#### Data records:
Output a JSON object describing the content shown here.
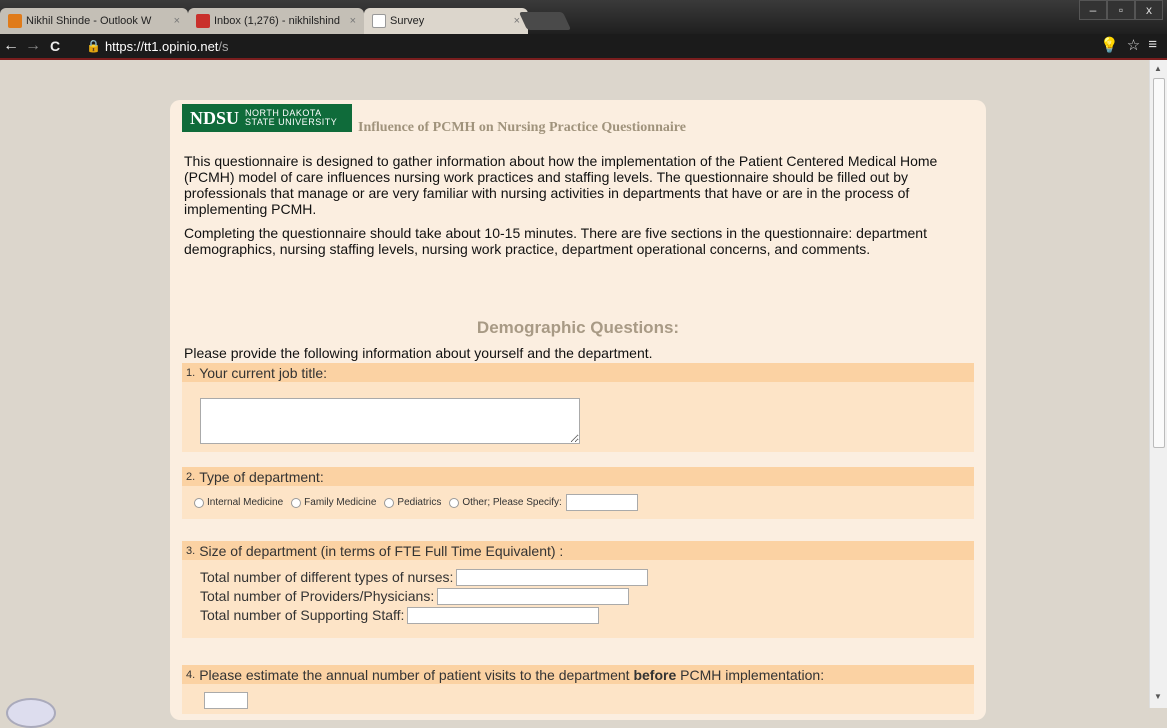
{
  "tabs": [
    {
      "title": "Nikhil Shinde - Outlook W",
      "favicon_color": "#e07b1a"
    },
    {
      "title": "Inbox (1,276) - nikhilshind",
      "favicon_color": "#c9302c"
    },
    {
      "title": "Survey",
      "favicon_color": "#ffffff",
      "active": true
    }
  ],
  "window_controls": {
    "minimize": "–",
    "maximize": "▫",
    "close": "x"
  },
  "toolbar": {
    "back": "←",
    "forward": "→",
    "reload": "C",
    "url_host": "https://tt1.opinio.net",
    "url_path": "/s"
  },
  "header": {
    "logo_main": "NDSU",
    "logo_line1": "NORTH DAKOTA",
    "logo_line2": "STATE UNIVERSITY",
    "title": "Influence of PCMH on Nursing Practice Questionnaire"
  },
  "intro": {
    "para1": "This questionnaire is designed to gather information about how the implementation of the Patient Centered Medical Home (PCMH) model of care influences nursing work practices and staffing levels. The questionnaire should be filled out by professionals that manage or are very familiar with nursing activities in departments that have or are in the process of implementing PCMH.",
    "para2": "Completing the questionnaire should take about 10-15 minutes. There are five sections in the questionnaire: department demographics, nursing staffing levels, nursing work practice, department operational concerns, and comments."
  },
  "section": {
    "title": "Demographic Questions:",
    "subtitle": "Please provide the following information about yourself and the department."
  },
  "questions": [
    {
      "num": "1.",
      "text": "Your current job title:"
    },
    {
      "num": "2.",
      "text": "Type of department:",
      "options": [
        "Internal Medicine",
        "Family Medicine",
        "Pediatrics",
        "Other; Please Specify:"
      ]
    },
    {
      "num": "3.",
      "text": "Size of department (in terms of FTE Full Time Equivalent) :",
      "fields": [
        "Total number of different types of nurses:",
        "Total number of Providers/Physicians:",
        "Total number of Supporting Staff:"
      ]
    },
    {
      "num": "4.",
      "text_pre": "Please estimate the annual number of patient visits to the department ",
      "text_bold": "before",
      "text_post": " PCMH implementation:"
    }
  ]
}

#### Set exercise:
Look through the data and show every line containing "number".

#### Exercise answer:
        "Total number of different types of nurses:",
        "Total number of Providers/Physicians:",
        "Total number of Supporting Staff:"
      "text_pre": "Please estimate the annual number of patient visits to the department ",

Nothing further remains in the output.